### SELECTED EXTRACT
In this context, recent public statements by former President Mohammad Khatami have drawn sharp criticism from Iranian civil society. He characterized the protests as a “large, pre-planned conspiracy” driven by foreign interference, framing the unrest as the result of external involvement rather than domestic grievance. Such rhetoric, particularly when protesters are already facing lethal force, risks delegitimizing civilian dissent and portraying demonstrators as foreign agents. In a climate of severe repression, labeling protesters in this manner can further endanger their lives and reinforce the narrative used to justify state violence.

Mohammad Khatami remains one of the Islamic Republic’s most senior and long-serving political figures. While often described internationally as a “reformist,” he consistently defended the preservation of the Islamic Republic’s governing framework, including during prior waves of student repression. His political legacy is inseparable from the system now responsible for mass killings and systematic suppression.

Leila Khatami, his daughter, currently holds a professorship at Union College. Public records indicate that she completed her education and early academic career at major state universities in Iran during a period when her father held senior government positions, including as a member of Iran’s parliament, Minister of Culture and Islamic Guidance, and later President. Those offices played central roles in regulating universities, suppressing dissent, and enforcing ideological conformity within Iran’s educational system.

While AAIRIA does not allege individual wrongdoing, Ms. Khatami’s trajectory unfolded within a political system in which access to elite institutions is often shaped by patronage networks, ideological alignment, and quota-based admission structures. Iran’s university system has long operated under forms of quota and preferential pathways tied to political status, revolutionary credentials, and regime affiliation. In such an environment, proximity to senior power structures confers undeniable social and institutional advantages.

### DATA SHOWN
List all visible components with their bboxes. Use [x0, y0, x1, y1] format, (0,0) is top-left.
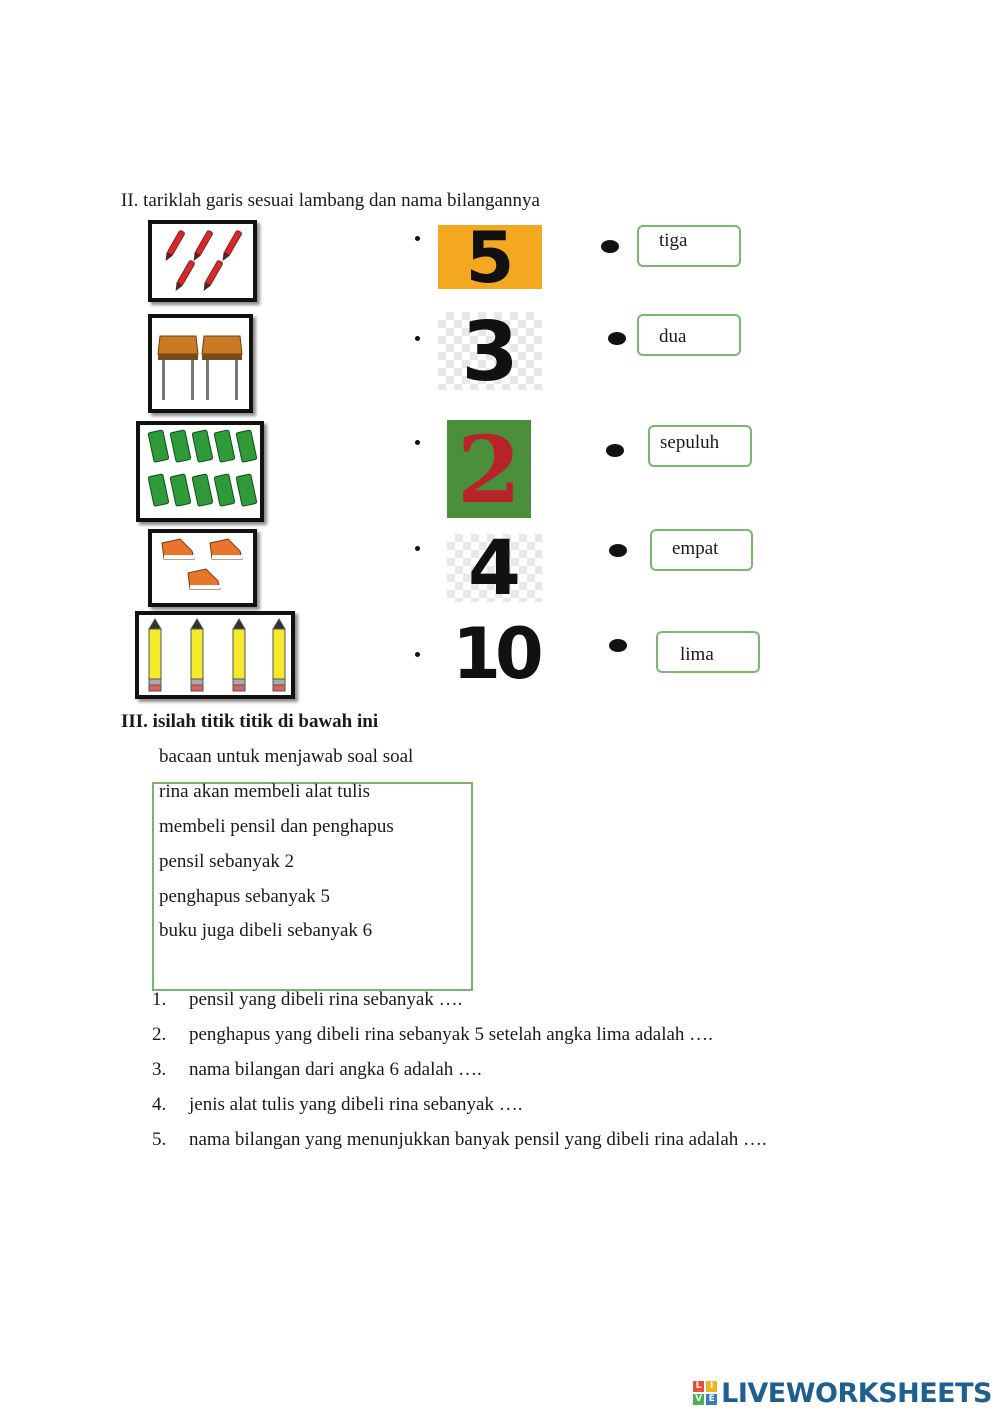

### WRITTEN EXERCISE
Reproduce the full passage about Mohammad Khatami and his daughter Leila Khatami, word for word.

### OUTPUT OF THE EXERCISE
In this context, recent public statements by former President Mohammad Khatami have drawn sharp criticism from Iranian civil society. He characterized the protests as a “large, pre-planned conspiracy” driven by foreign interference, framing the unrest as the result of external involvement rather than domestic grievance. Such rhetoric, particularly when protesters are already facing lethal force, risks delegitimizing civilian dissent and portraying demonstrators as foreign agents. In a climate of severe repression, labeling protesters in this manner can further endanger their lives and reinforce the narrative used to justify state violence.

Mohammad Khatami remains one of the Islamic Republic’s most senior and long-serving political figures. While often described internationally as a “reformist,” he consistently defended the preservation of the Islamic Republic’s governing framework, including during prior waves of student repression. His political legacy is inseparable from the system now responsible for mass killings and systematic suppression.

Leila Khatami, his daughter, currently holds a professorship at Union College. Public records indicate that she completed her education and early academic career at major state universities in Iran during a period when her father held senior government positions, including as a member of Iran’s parliament, Minister of Culture and Islamic Guidance, and later President. Those offices played central roles in regulating universities, suppressing dissent, and enforcing ideological conformity within Iran’s educational system.

While AAIRIA does not allege individual wrongdoing, Ms. Khatami’s trajectory unfolded within a political system in which access to elite institutions is often shaped by patronage networks, ideological alignment, and quota-based admission structures. Iran’s university system has long operated under forms of quota and preferential pathways tied to political status, revolutionary credentials, and regime affiliation. In such an environment, proximity to senior power structures confers undeniable social and institutional advantages.